╭──

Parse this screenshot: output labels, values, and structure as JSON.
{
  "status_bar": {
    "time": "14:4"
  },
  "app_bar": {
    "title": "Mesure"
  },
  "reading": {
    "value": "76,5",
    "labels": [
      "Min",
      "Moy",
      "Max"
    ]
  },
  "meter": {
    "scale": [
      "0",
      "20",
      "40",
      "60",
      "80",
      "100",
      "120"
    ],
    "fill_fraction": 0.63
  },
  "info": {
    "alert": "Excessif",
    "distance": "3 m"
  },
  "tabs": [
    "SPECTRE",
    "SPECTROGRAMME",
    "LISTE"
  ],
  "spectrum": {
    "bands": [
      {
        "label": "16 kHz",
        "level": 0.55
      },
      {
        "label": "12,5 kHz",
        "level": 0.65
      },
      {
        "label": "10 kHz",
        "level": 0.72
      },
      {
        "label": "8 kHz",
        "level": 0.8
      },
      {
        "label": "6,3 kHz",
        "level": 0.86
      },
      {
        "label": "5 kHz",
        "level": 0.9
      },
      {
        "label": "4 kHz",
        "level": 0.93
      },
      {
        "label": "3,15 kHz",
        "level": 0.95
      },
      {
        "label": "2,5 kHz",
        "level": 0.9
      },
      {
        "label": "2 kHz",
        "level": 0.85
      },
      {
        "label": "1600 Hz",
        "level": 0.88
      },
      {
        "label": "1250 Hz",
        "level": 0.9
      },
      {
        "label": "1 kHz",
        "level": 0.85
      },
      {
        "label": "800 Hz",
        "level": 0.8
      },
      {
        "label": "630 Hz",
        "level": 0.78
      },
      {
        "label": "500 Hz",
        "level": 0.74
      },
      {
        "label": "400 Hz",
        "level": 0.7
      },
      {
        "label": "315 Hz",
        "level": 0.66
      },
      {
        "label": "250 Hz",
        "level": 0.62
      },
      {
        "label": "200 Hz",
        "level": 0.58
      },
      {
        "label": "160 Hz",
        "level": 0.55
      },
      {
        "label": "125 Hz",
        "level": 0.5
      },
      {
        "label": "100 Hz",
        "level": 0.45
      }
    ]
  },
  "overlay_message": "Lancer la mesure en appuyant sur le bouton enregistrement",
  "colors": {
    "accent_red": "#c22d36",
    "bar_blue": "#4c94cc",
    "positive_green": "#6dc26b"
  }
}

╰──

Pull every line containing "labels" out of the records.

__Task solution__
Parse this screenshot: output labels, values, and structure as JSON.
    "labels": [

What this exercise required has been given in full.